# Exercise requirements:
Repeat the material below exactly, with no pictures.

# Supplied entries:
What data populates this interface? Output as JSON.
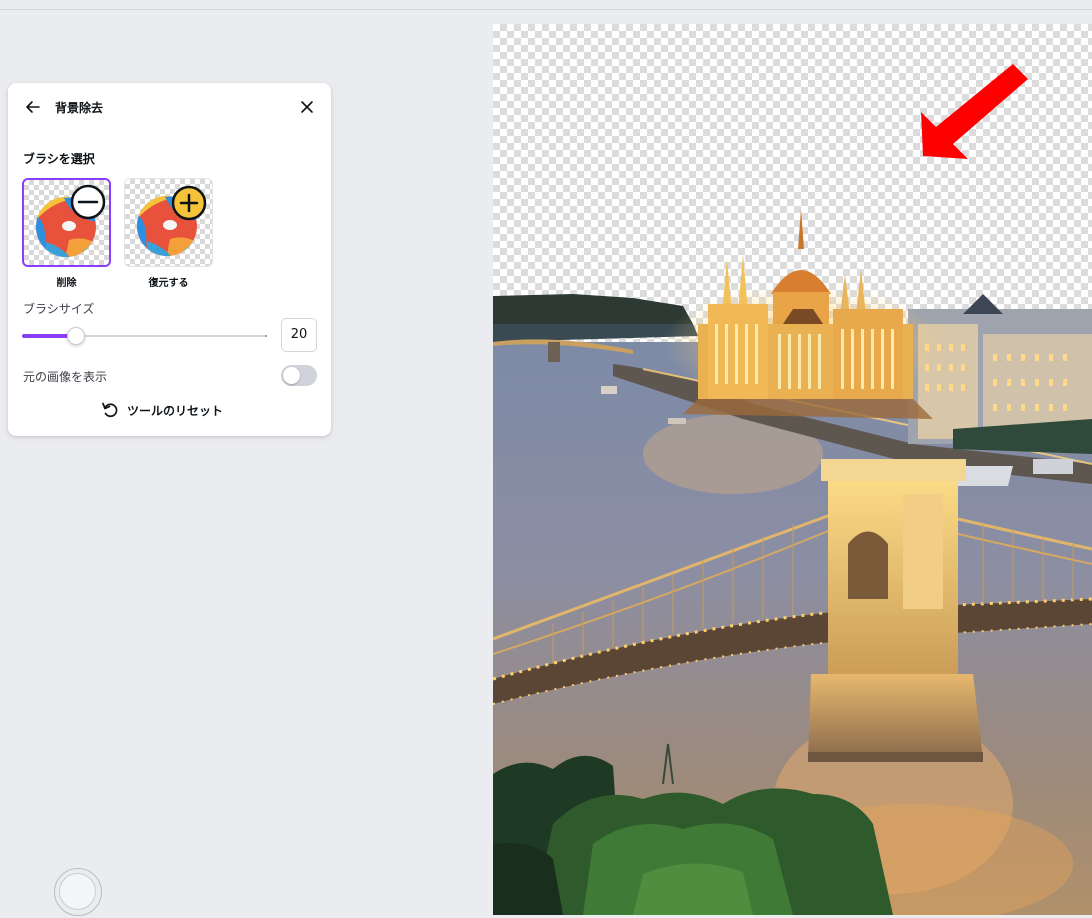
{
  "panel": {
    "title": "背景除去",
    "back_icon": "arrow-left-icon",
    "close_icon": "close-icon",
    "brush_section_label": "ブラシを選択",
    "brushes": [
      {
        "label": "削除",
        "icon": "minus-circle-icon",
        "selected": true
      },
      {
        "label": "復元する",
        "icon": "plus-circle-icon",
        "selected": false
      }
    ],
    "brush_size_label": "ブラシサイズ",
    "brush_size_value": "20",
    "brush_size_fraction": 0.22,
    "show_original_label": "元の画像を表示",
    "show_original_on": false,
    "reset_label": "ツールのリセット",
    "reset_icon": "undo-icon"
  },
  "colors": {
    "accent": "#8b3dff",
    "annotation_arrow": "#ff0000",
    "background": "#ebecf0"
  },
  "canvas": {
    "image": "budapest-parliament-chain-bridge-photo",
    "annotation": "red-arrow-icon"
  }
}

# The response:
What data populates this interface? Output as JSON.
{
  "panel": {
    "title": "背景除去",
    "back_icon": "arrow-left-icon",
    "close_icon": "close-icon",
    "brush_section_label": "ブラシを選択",
    "brushes": [
      {
        "label": "削除",
        "icon": "minus-circle-icon",
        "selected": true
      },
      {
        "label": "復元する",
        "icon": "plus-circle-icon",
        "selected": false
      }
    ],
    "brush_size_label": "ブラシサイズ",
    "brush_size_value": "20",
    "brush_size_fraction": 0.22,
    "show_original_label": "元の画像を表示",
    "show_original_on": false,
    "reset_label": "ツールのリセット",
    "reset_icon": "undo-icon"
  },
  "colors": {
    "accent": "#8b3dff",
    "annotation_arrow": "#ff0000",
    "background": "#ebecf0"
  },
  "canvas": {
    "image": "budapest-parliament-chain-bridge-photo",
    "annotation": "red-arrow-icon"
  }
}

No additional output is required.